** Work to be completed **
Every record below is to be retyped exactly.

** Records for the task **
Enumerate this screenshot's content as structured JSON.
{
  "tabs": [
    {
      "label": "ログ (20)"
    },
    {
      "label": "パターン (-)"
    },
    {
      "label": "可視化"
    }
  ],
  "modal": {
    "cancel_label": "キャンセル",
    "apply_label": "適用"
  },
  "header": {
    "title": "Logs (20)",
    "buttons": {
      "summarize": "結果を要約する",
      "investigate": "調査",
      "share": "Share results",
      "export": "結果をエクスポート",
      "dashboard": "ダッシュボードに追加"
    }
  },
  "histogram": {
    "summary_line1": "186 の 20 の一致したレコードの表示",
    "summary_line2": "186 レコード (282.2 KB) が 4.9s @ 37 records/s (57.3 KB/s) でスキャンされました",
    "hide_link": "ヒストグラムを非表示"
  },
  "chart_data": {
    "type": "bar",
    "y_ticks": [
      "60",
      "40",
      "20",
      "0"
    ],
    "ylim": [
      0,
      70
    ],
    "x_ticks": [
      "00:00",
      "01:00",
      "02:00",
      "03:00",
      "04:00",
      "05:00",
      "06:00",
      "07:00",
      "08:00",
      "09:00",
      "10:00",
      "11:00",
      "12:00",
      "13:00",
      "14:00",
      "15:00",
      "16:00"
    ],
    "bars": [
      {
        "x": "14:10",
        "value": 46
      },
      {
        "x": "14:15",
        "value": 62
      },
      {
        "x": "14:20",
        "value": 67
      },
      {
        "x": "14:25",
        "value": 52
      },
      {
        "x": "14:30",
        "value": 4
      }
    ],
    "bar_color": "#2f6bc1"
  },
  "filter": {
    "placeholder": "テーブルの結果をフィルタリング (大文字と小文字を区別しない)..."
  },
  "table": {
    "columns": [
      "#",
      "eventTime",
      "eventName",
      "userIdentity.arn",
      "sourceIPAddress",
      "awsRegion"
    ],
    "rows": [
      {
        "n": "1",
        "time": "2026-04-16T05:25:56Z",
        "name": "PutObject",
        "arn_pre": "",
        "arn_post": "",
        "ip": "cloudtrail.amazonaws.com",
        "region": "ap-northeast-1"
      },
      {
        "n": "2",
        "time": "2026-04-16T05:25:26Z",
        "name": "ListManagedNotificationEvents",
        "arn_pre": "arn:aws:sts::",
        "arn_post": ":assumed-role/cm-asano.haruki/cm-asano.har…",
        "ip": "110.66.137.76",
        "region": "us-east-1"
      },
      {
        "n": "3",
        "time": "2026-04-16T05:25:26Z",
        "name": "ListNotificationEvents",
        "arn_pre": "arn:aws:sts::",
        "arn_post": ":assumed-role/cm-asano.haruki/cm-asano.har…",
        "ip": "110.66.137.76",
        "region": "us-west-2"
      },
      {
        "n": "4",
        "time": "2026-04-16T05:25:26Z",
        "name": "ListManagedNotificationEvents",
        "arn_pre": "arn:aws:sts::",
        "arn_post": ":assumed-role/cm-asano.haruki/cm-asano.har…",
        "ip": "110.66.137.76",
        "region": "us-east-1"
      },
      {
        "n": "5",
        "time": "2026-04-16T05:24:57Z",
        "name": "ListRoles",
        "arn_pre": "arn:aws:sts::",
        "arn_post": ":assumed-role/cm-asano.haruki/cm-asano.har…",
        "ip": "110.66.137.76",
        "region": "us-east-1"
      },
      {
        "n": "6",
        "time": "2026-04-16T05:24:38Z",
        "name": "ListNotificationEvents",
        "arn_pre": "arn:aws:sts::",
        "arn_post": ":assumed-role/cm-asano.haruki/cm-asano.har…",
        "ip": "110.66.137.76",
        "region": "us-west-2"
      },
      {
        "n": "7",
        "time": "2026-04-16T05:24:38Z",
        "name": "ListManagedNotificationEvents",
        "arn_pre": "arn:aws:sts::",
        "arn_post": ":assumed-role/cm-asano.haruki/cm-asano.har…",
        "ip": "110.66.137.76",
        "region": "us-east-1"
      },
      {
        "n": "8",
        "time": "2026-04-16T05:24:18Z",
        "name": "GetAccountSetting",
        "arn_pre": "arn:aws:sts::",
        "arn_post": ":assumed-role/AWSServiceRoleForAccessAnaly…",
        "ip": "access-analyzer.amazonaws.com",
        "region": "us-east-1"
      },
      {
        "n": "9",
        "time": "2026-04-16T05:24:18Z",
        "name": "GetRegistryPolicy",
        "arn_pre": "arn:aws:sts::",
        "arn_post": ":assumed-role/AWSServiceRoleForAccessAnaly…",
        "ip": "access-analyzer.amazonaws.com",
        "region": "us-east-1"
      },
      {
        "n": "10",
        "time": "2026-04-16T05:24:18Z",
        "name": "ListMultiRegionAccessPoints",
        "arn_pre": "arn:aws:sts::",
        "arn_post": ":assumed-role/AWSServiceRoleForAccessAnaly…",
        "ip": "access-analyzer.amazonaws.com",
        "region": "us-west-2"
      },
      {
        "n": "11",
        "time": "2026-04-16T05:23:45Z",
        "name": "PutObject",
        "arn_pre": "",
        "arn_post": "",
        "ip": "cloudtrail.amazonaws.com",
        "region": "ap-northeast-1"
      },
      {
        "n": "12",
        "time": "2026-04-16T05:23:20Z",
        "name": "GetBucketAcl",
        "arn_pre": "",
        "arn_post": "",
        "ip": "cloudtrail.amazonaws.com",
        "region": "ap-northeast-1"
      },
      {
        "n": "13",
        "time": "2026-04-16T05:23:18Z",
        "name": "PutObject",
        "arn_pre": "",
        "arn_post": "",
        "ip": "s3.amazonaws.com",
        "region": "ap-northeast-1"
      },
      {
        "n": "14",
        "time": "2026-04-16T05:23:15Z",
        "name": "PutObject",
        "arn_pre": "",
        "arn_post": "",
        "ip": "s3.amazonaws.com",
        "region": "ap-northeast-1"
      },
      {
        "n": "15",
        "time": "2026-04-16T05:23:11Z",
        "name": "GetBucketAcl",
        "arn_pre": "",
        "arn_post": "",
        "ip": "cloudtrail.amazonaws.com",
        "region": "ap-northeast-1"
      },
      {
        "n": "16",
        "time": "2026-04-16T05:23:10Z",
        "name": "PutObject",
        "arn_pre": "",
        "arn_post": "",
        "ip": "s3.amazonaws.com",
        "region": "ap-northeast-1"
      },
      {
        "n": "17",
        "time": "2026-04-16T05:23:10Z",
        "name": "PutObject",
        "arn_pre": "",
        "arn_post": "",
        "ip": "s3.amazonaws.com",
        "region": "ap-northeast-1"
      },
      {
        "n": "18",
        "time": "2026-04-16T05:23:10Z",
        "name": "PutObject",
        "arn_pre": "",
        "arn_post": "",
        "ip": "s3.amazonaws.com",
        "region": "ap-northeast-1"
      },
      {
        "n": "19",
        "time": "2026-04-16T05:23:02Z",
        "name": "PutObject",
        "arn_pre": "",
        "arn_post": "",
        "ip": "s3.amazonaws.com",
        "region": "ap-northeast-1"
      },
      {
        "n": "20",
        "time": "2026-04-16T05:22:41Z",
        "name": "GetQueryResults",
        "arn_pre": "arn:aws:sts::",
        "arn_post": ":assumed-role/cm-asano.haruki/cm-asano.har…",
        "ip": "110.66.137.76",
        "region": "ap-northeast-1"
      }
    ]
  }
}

** Result below **
Enumerate this screenshot's content as structured JSON.
{
  "tabs": [
    {
      "label": "ログ (20)"
    },
    {
      "label": "パターン (-)"
    },
    {
      "label": "可視化"
    }
  ],
  "modal": {
    "cancel_label": "キャンセル",
    "apply_label": "適用"
  },
  "header": {
    "title": "Logs (20)",
    "buttons": {
      "summarize": "結果を要約する",
      "investigate": "調査",
      "share": "Share results",
      "export": "結果をエクスポート",
      "dashboard": "ダッシュボードに追加"
    }
  },
  "histogram": {
    "summary_line1": "186 の 20 の一致したレコードの表示",
    "summary_line2": "186 レコード (282.2 KB) が 4.9s @ 37 records/s (57.3 KB/s) でスキャンされました",
    "hide_link": "ヒストグラムを非表示"
  },
  "chart_data": {
    "type": "bar",
    "y_ticks": [
      "60",
      "40",
      "20",
      "0"
    ],
    "ylim": [
      0,
      70
    ],
    "x_ticks": [
      "00:00",
      "01:00",
      "02:00",
      "03:00",
      "04:00",
      "05:00",
      "06:00",
      "07:00",
      "08:00",
      "09:00",
      "10:00",
      "11:00",
      "12:00",
      "13:00",
      "14:00",
      "15:00",
      "16:00"
    ],
    "bars": [
      {
        "x": "14:10",
        "value": 46
      },
      {
        "x": "14:15",
        "value": 62
      },
      {
        "x": "14:20",
        "value": 67
      },
      {
        "x": "14:25",
        "value": 52
      },
      {
        "x": "14:30",
        "value": 4
      }
    ],
    "bar_color": "#2f6bc1"
  },
  "filter": {
    "placeholder": "テーブルの結果をフィルタリング (大文字と小文字を区別しない)..."
  },
  "table": {
    "columns": [
      "#",
      "eventTime",
      "eventName",
      "userIdentity.arn",
      "sourceIPAddress",
      "awsRegion"
    ],
    "rows": [
      {
        "n": "1",
        "time": "2026-04-16T05:25:56Z",
        "name": "PutObject",
        "arn_pre": "",
        "arn_post": "",
        "ip": "cloudtrail.amazonaws.com",
        "region": "ap-northeast-1"
      },
      {
        "n": "2",
        "time": "2026-04-16T05:25:26Z",
        "name": "ListManagedNotificationEvents",
        "arn_pre": "arn:aws:sts::",
        "arn_post": ":assumed-role/cm-asano.haruki/cm-asano.har…",
        "ip": "110.66.137.76",
        "region": "us-east-1"
      },
      {
        "n": "3",
        "time": "2026-04-16T05:25:26Z",
        "name": "ListNotificationEvents",
        "arn_pre": "arn:aws:sts::",
        "arn_post": ":assumed-role/cm-asano.haruki/cm-asano.har…",
        "ip": "110.66.137.76",
        "region": "us-west-2"
      },
      {
        "n": "4",
        "time": "2026-04-16T05:25:26Z",
        "name": "ListManagedNotificationEvents",
        "arn_pre": "arn:aws:sts::",
        "arn_post": ":assumed-role/cm-asano.haruki/cm-asano.har…",
        "ip": "110.66.137.76",
        "region": "us-east-1"
      },
      {
        "n": "5",
        "time": "2026-04-16T05:24:57Z",
        "name": "ListRoles",
        "arn_pre": "arn:aws:sts::",
        "arn_post": ":assumed-role/cm-asano.haruki/cm-asano.har…",
        "ip": "110.66.137.76",
        "region": "us-east-1"
      },
      {
        "n": "6",
        "time": "2026-04-16T05:24:38Z",
        "name": "ListNotificationEvents",
        "arn_pre": "arn:aws:sts::",
        "arn_post": ":assumed-role/cm-asano.haruki/cm-asano.har…",
        "ip": "110.66.137.76",
        "region": "us-west-2"
      },
      {
        "n": "7",
        "time": "2026-04-16T05:24:38Z",
        "name": "ListManagedNotificationEvents",
        "arn_pre": "arn:aws:sts::",
        "arn_post": ":assumed-role/cm-asano.haruki/cm-asano.har…",
        "ip": "110.66.137.76",
        "region": "us-east-1"
      },
      {
        "n": "8",
        "time": "2026-04-16T05:24:18Z",
        "name": "GetAccountSetting",
        "arn_pre": "arn:aws:sts::",
        "arn_post": ":assumed-role/AWSServiceRoleForAccessAnaly…",
        "ip": "access-analyzer.amazonaws.com",
        "region": "us-east-1"
      },
      {
        "n": "9",
        "time": "2026-04-16T05:24:18Z",
        "name": "GetRegistryPolicy",
        "arn_pre": "arn:aws:sts::",
        "arn_post": ":assumed-role/AWSServiceRoleForAccessAnaly…",
        "ip": "access-analyzer.amazonaws.com",
        "region": "us-east-1"
      },
      {
        "n": "10",
        "time": "2026-04-16T05:24:18Z",
        "name": "ListMultiRegionAccessPoints",
        "arn_pre": "arn:aws:sts::",
        "arn_post": ":assumed-role/AWSServiceRoleForAccessAnaly…",
        "ip": "access-analyzer.amazonaws.com",
        "region": "us-west-2"
      },
      {
        "n": "11",
        "time": "2026-04-16T05:23:45Z",
        "name": "PutObject",
        "arn_pre": "",
        "arn_post": "",
        "ip": "cloudtrail.amazonaws.com",
        "region": "ap-northeast-1"
      },
      {
        "n": "12",
        "time": "2026-04-16T05:23:20Z",
        "name": "GetBucketAcl",
        "arn_pre": "",
        "arn_post": "",
        "ip": "cloudtrail.amazonaws.com",
        "region": "ap-northeast-1"
      },
      {
        "n": "13",
        "time": "2026-04-16T05:23:18Z",
        "name": "PutObject",
        "arn_pre": "",
        "arn_post": "",
        "ip": "s3.amazonaws.com",
        "region": "ap-northeast-1"
      },
      {
        "n": "14",
        "time": "2026-04-16T05:23:15Z",
        "name": "PutObject",
        "arn_pre": "",
        "arn_post": "",
        "ip": "s3.amazonaws.com",
        "region": "ap-northeast-1"
      },
      {
        "n": "15",
        "time": "2026-04-16T05:23:11Z",
        "name": "GetBucketAcl",
        "arn_pre": "",
        "arn_post": "",
        "ip": "cloudtrail.amazonaws.com",
        "region": "ap-northeast-1"
      },
      {
        "n": "16",
        "time": "2026-04-16T05:23:10Z",
        "name": "PutObject",
        "arn_pre": "",
        "arn_post": "",
        "ip": "s3.amazonaws.com",
        "region": "ap-northeast-1"
      },
      {
        "n": "17",
        "time": "2026-04-16T05:23:10Z",
        "name": "PutObject",
        "arn_pre": "",
        "arn_post": "",
        "ip": "s3.amazonaws.com",
        "region": "ap-northeast-1"
      },
      {
        "n": "18",
        "time": "2026-04-16T05:23:10Z",
        "name": "PutObject",
        "arn_pre": "",
        "arn_post": "",
        "ip": "s3.amazonaws.com",
        "region": "ap-northeast-1"
      },
      {
        "n": "19",
        "time": "2026-04-16T05:23:02Z",
        "name": "PutObject",
        "arn_pre": "",
        "arn_post": "",
        "ip": "s3.amazonaws.com",
        "region": "ap-northeast-1"
      },
      {
        "n": "20",
        "time": "2026-04-16T05:22:41Z",
        "name": "GetQueryResults",
        "arn_pre": "arn:aws:sts::",
        "arn_post": ":assumed-role/cm-asano.haruki/cm-asano.har…",
        "ip": "110.66.137.76",
        "region": "ap-northeast-1"
      }
    ]
  }
}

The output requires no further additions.